* [What this task involves]: Filter the lines below, copying only those with the string "тёмный".

* [Records provided]:
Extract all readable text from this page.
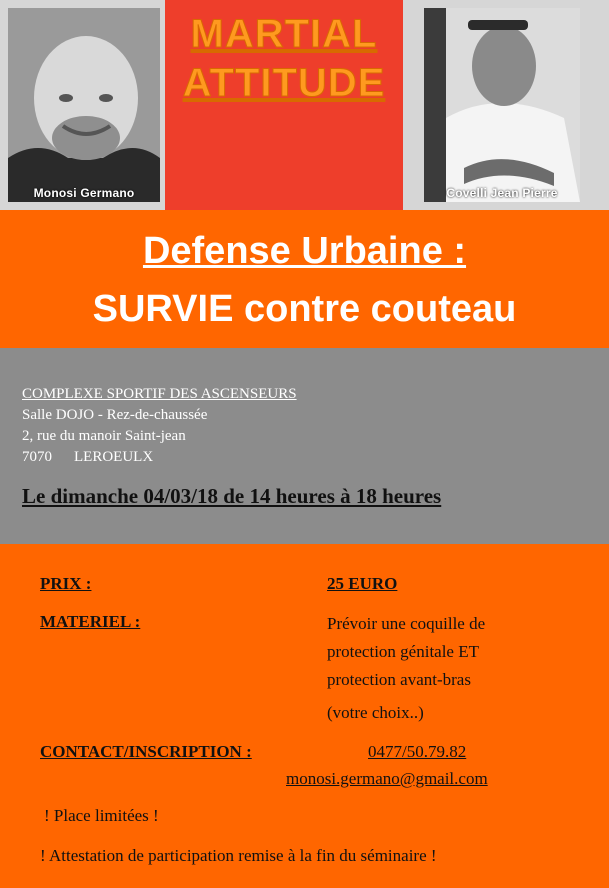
Monosi Germano
MARTIAL
ATTITUDE
Covelli Jean Pierre
Defense Urbaine :
SURVIE contre couteau
COMPLEXE SPORTIF DES ASCENSEURS
Salle DOJO - Rez-de-chaussée
2, rue du manoir Saint-jean
7070 LEROEULX
Le dimanche 04/03/18 de 14 heures à 18 heures
PRIX :	25 EURO
MATERIEL :	Prévoir une coquille de
protection génitale ET
protection avant-bras
(votre choix..)
CONTACT/INSCRIPTION :	0477/50.79.82
monosi.germano@gmail.com
! Place limitées !
! Attestation de participation remise à la fin du séminaire !
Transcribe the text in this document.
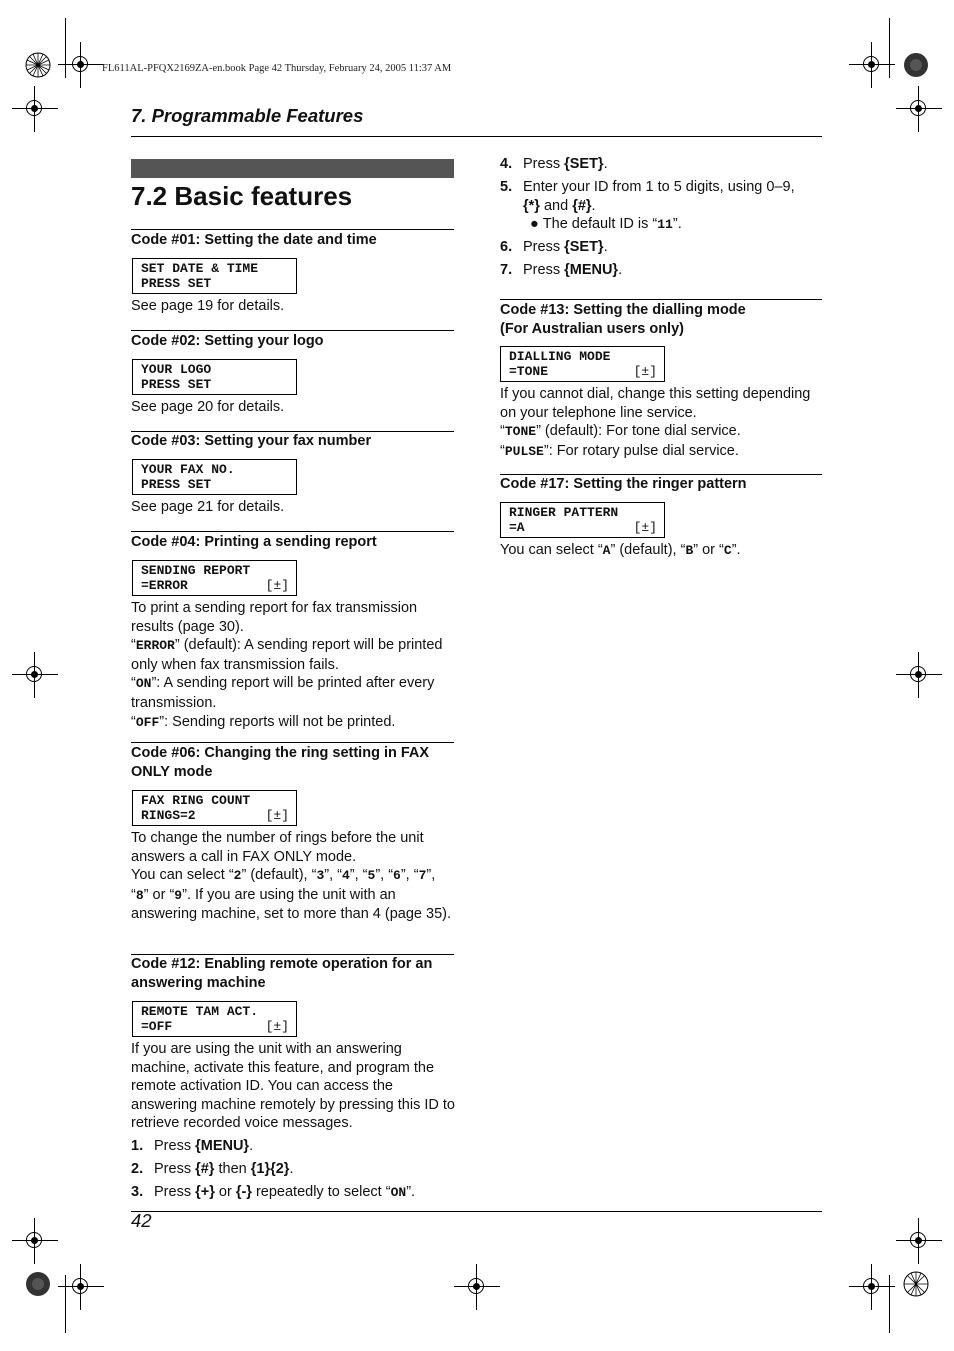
FL611AL-PFQX2169ZA-en.book Page 42 Thursday, February 24, 2005 11:37 AM
7. Programmable Features
7.2 Basic features
Code #01: Setting the date and time
SET DATE & TIME
PRESS SET
See page 19 for details.
Code #02: Setting your logo
YOUR LOGO
PRESS SET
See page 20 for details.
Code #03: Setting your fax number
YOUR FAX NO.
PRESS SET
See page 21 for details.
Code #04: Printing a sending report
SENDING REPORT
=ERROR	[±]
To print a sending report for fax transmission results (page 30).
“ERROR” (default): A sending report will be printed only when fax transmission fails.
“ON”: A sending report will be printed after every transmission.
“OFF”: Sending reports will not be printed.
Code #06: Changing the ring setting in FAX
ONLY mode
FAX RING COUNT
RINGS=2	[±]
To change the number of rings before the unit answers a call in FAX ONLY mode.
You can select “2” (default), “3”, “4”, “5”, “6”, “7”, “8” or “9”. If you are using the unit with an answering machine, set to more than 4 (page 35).
Code #12: Enabling remote operation for an
answering machine
REMOTE TAM ACT.
=OFF	[±]
If you are using the unit with an answering machine, activate this feature, and program the remote activation ID. You can access the answering machine remotely by pressing this ID to retrieve recorded voice messages.
1. Press {MENU}.
2. Press {#} then {1}{2}.
3. Press {+} or {-} repeatedly to select “ON”.
42
4. Press {SET}.
5. Enter your ID from 1 to 5 digits, using 0–9,
{*} and {#}.
● The default ID is “11”.
6. Press {SET}.
7. Press {MENU}.
Code #13: Setting the dialling mode
(For Australian users only)
DIALLING MODE
=TONE	[±]
If you cannot dial, change this setting depending on your telephone line service.
“TONE” (default): For tone dial service.
“PULSE”: For rotary pulse dial service.
Code #17: Setting the ringer pattern
RINGER PATTERN
=A	[±]
You can select “A” (default), “B” or “C”.
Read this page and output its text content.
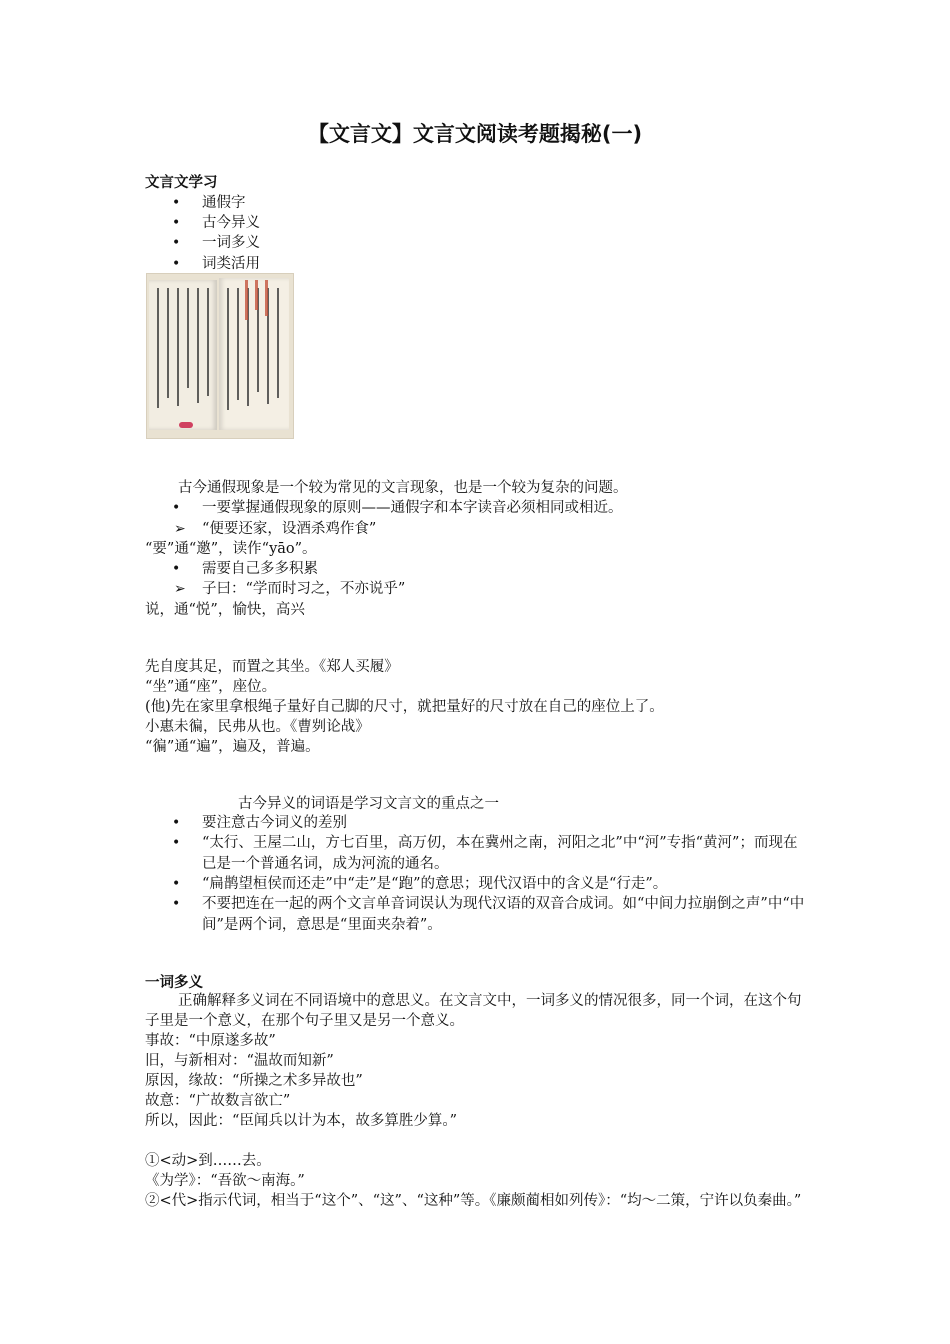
【文言文】文言文阅读考题揭秘(一)
文言文学习
• 通假字
• 古今异义
• 一词多义
• 词类活用
古今通假现象是一个较为常见的文言现象，也是一个较为复杂的问题。
• 一要掌握通假现象的原则——通假字和本字读音必须相同或相近。
➢ “便要还家，设酒杀鸡作食”
“要”通“邀”，读作“yāo”。
• 需要自己多多积累
➢ 子曰：“学而时习之，不亦说乎”
说，通“悦”，愉快，高兴
先自度其足，而置之其坐。《郑人买履》
“坐”通“座”，座位。
(他)先在家里拿根绳子量好自己脚的尺寸，就把量好的尺寸放在自己的座位上了。
小惠未徧，民弗从也。《曹刿论战》
“徧”通“遍”，遍及，普遍。
古今异义的词语是学习文言文的重点之一
• 要注意古今词义的差别
• “太行、王屋二山，方七百里，高万仞，本在冀州之南，河阳之北”中“河”专指“黄河”；而现在已是一个普通名词，成为河流的通名。
• “扁鹊望桓侯而还走”中“走”是“跑”的意思；现代汉语中的含义是“行走”。
• 不要把连在一起的两个文言单音词误认为现代汉语的双音合成词。如“中间力拉崩倒之声”中“中间”是两个词，意思是“里面夹杂着”。
一词多义
正确解释多义词在不同语境中的意思义。在文言文中，一词多义的情况很多，同一个词，在这个句子里是一个意义，在那个句子里又是另一个意义。
事故：“中原遂多故”
旧，与新相对：“温故而知新”
原因，缘故：“所操之术多异故也”
故意：“广故数言欲亡”
所以，因此：“臣闻兵以计为本，故多算胜少算。”
①<动>到……去。
《为学》：“吾欲～南海。”
②<代>指示代词，相当于“这个”、“这”、“这种”等。《廉颇蔺相如列传》：“均～二策，宁许以负秦曲。”
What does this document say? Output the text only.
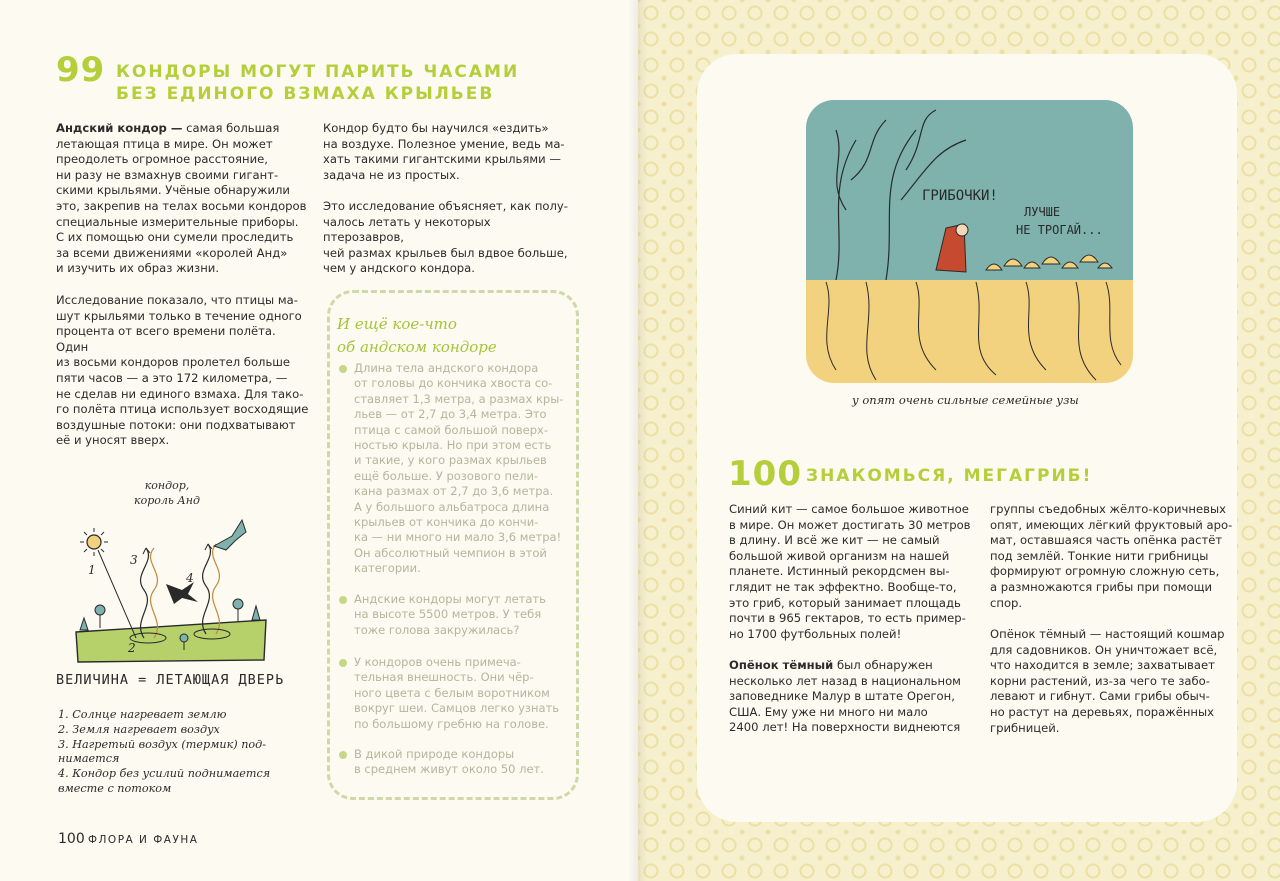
99 КОНДОРЫ МОГУТ ПАРИТЬ ЧАСАМИ
БЕЗ ЕДИНОГО ВЗМАХА КРЫЛЬЕВ
Андский кондор — самая большая
летающая птица в мире. Он может
преодолеть огромное расстояние,
ни разу не взмахнув своими гигант-
скими крыльями. Учёные обнаружили
это, закрепив на телах восьми кондоров
специальные измерительные приборы.
С их помощью они сумели проследить
за всеми движениями «королей Анд»
и изучить их образ жизни.
Исследование показало, что птицы ма-
шут крыльями только в течение одного
процента от всего времени полёта. Один
из восьми кондоров пролетел больше
пяти часов — а это 172 километра, —
не сделав ни единого взмаха. Для тако-
го полёта птица использует восходящие
воздушные потоки: они подхватывают
её и уносят вверх.
Кондор будто бы научился «ездить»
на воздухе. Полезное умение, ведь ма-
хать такими гигантскими крыльями —
задача не из простых.
Это исследование объясняет, как полу-
чалось летать у некоторых птерозавров,
чей размах крыльев был вдвое больше,
чем у андского кондора.
И ещё кое-что
об андском кондоре
Длина тела андского кондора
от головы до кончика хвоста со-
ставляет 1,3 метра, а размах кры-
льев — от 2,7 до 3,4 метра. Это
птица с самой большой поверх-
ностью крыла. Но при этом есть
и такие, у кого размах крыльев
ещё больше. У розового пели-
кана размах от 2,7 до 3,6 метра.
А у большого альбатроса длина
крыльев от кончика до кончи-
ка — ни много ни мало 3,6 метра!
Он абсолютный чемпион в этой
категории.
Андские кондоры могут летать
на высоте 5500 метров. У тебя
тоже голова закружилась?
У кондоров очень примеча-
тельная внешность. Они чёр-
ного цвета с белым воротником
вокруг шеи. Самцов легко узнать
по большому гребню на голове.
В дикой природе кондоры
в среднем живут около 50 лет.
кондор,
король Анд
1
2
3
4
ВЕЛИЧИНА = ЛЕТАЮЩАЯ ДВЕРЬ
1. Солнце нагревает землю
2. Земля нагревает воздух
3. Нагретый воздух (термик) под-
нимается
4. Кондор без усилий поднимается
вместе с потоком
100 ФЛОРА И ФАУНА
ГРИБОЧКИ!
ЛУЧШЕ
НЕ ТРОГАЙ...
у опят очень сильные семейные узы
100 ЗНАКОМЬСЯ, МЕГАГРИБ!
Синий кит — самое большое животное
в мире. Он может достигать 30 метров
в длину. И всё же кит — не самый
большой живой организм на нашей
планете. Истинный рекордсмен вы-
глядит не так эффектно. Вообще-то,
это гриб, который занимает площадь
почти в 965 гектаров, то есть пример-
но 1700 футбольных полей!
Опёнок тёмный был обнаружен
несколько лет назад в национальном
заповеднике Малур в штате Орегон,
США. Ему уже ни много ни мало
2400 лет! На поверхности виднеются
группы съедобных жёлто-коричневых
опят, имеющих лёгкий фруктовый аро-
мат, оставшаяся часть опёнка растёт
под землёй. Тонкие нити грибницы
формируют огромную сложную сеть,
а размножаются грибы при помощи
спор.
Опёнок тёмный — настоящий кошмар
для садовников. Он уничтожает всё,
что находится в земле; захватывает
корни растений, из-за чего те забо-
левают и гибнут. Сами грибы обыч-
но растут на деревьях, поражённых
грибницей.
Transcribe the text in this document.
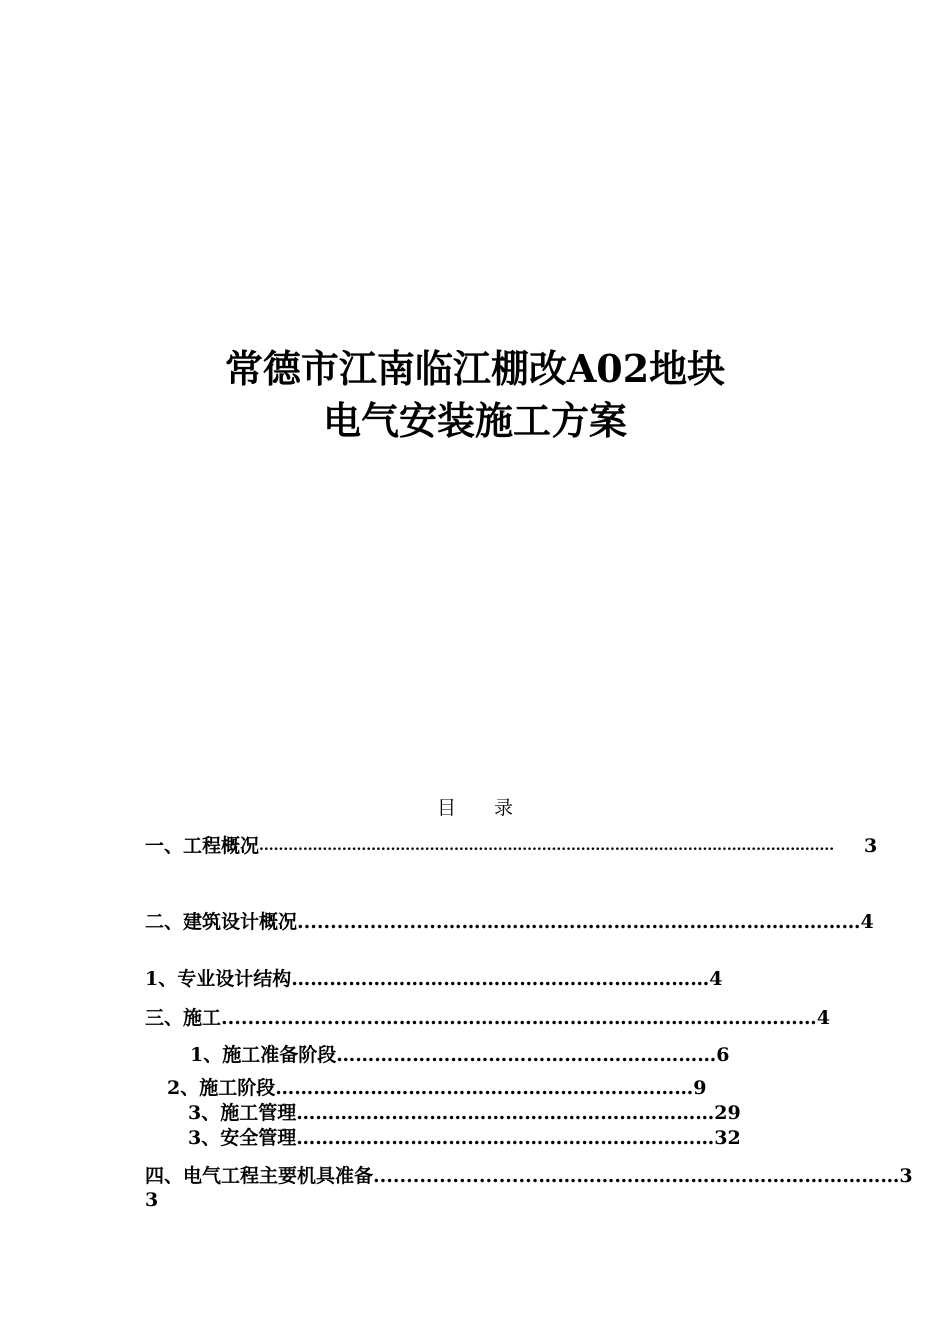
常德市江南临江棚改A02地块
电气安装施工方案
目　　录
一、工程概况...................................................................................................................... 3
二、建筑设计概况......................…………………………………………………………4
1、专业设计结构…………………………………………………………4
三、施工........................……………………………………………………………4
1、施工准备阶段……………………………………………………6
2、施工阶段…………………………………………………………9
3、施工管理…………………………………………………………29
3、安全管理…………………………………………………………32
四、电气工程主要机具准备.........................…………………………………………………33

* [Solution below]:
Опёнок тёмный был обнаружен
Опёнок тёмный — настоящий кошмар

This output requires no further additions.